▸ **AIM**
Find the lines that contain the word "color" and copy each one.

--------------------

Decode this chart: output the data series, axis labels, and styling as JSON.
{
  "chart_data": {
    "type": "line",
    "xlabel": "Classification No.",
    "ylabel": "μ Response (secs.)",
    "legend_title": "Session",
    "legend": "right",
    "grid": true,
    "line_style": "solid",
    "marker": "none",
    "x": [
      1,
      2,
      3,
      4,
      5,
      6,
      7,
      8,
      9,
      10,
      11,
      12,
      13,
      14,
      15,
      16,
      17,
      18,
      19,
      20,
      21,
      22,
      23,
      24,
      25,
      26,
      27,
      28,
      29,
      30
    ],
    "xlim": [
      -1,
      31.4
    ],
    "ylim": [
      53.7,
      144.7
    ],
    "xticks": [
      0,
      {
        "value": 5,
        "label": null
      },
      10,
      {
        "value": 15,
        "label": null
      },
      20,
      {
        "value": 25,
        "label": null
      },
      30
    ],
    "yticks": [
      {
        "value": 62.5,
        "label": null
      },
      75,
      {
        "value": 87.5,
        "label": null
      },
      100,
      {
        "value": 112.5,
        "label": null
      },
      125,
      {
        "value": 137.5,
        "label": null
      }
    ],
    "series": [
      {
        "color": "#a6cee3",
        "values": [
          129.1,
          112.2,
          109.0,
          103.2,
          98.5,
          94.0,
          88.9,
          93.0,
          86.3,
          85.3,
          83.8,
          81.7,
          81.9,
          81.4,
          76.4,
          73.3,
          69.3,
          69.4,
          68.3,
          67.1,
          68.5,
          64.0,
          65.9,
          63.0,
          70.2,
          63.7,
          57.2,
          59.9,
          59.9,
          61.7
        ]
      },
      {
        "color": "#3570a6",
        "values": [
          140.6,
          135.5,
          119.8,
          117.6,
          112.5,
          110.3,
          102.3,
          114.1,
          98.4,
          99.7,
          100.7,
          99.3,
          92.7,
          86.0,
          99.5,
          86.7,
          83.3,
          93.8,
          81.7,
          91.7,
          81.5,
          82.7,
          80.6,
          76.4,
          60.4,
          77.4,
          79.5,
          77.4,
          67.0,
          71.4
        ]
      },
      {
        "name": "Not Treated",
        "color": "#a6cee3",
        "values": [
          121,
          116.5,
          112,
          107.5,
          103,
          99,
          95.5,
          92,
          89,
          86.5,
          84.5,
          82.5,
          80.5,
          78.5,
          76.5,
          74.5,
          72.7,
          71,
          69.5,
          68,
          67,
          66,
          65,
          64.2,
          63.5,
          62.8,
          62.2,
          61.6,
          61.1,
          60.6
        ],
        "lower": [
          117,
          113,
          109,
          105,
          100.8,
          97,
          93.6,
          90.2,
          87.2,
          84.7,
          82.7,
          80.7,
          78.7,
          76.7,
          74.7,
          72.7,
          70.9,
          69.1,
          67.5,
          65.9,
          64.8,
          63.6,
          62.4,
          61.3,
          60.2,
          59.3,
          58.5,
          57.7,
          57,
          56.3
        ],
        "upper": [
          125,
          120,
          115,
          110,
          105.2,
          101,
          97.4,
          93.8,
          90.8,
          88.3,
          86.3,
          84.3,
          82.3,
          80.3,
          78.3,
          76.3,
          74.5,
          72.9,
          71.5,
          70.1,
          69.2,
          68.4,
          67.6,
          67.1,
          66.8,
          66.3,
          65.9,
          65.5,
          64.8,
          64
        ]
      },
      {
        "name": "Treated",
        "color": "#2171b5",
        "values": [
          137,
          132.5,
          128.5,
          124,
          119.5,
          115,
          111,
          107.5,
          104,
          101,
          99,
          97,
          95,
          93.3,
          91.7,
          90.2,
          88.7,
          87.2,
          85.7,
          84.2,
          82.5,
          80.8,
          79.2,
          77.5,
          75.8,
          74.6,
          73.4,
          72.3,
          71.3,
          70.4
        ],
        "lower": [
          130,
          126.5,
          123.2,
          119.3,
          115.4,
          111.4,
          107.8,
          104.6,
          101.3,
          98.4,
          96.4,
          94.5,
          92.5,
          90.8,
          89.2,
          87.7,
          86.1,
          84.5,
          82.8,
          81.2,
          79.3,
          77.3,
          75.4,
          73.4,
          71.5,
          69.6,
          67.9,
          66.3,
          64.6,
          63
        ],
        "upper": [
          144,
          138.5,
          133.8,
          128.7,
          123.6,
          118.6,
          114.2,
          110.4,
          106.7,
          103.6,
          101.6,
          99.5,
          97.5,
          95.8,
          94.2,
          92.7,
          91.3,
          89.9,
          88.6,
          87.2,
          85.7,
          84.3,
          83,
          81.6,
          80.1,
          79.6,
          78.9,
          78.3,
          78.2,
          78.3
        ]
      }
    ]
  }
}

--------------------

▸ **REPLY**
        "color": "#a6cee3",
        "color": "#3570a6",
        "color": "#a6cee3",
        "color": "#2171b5",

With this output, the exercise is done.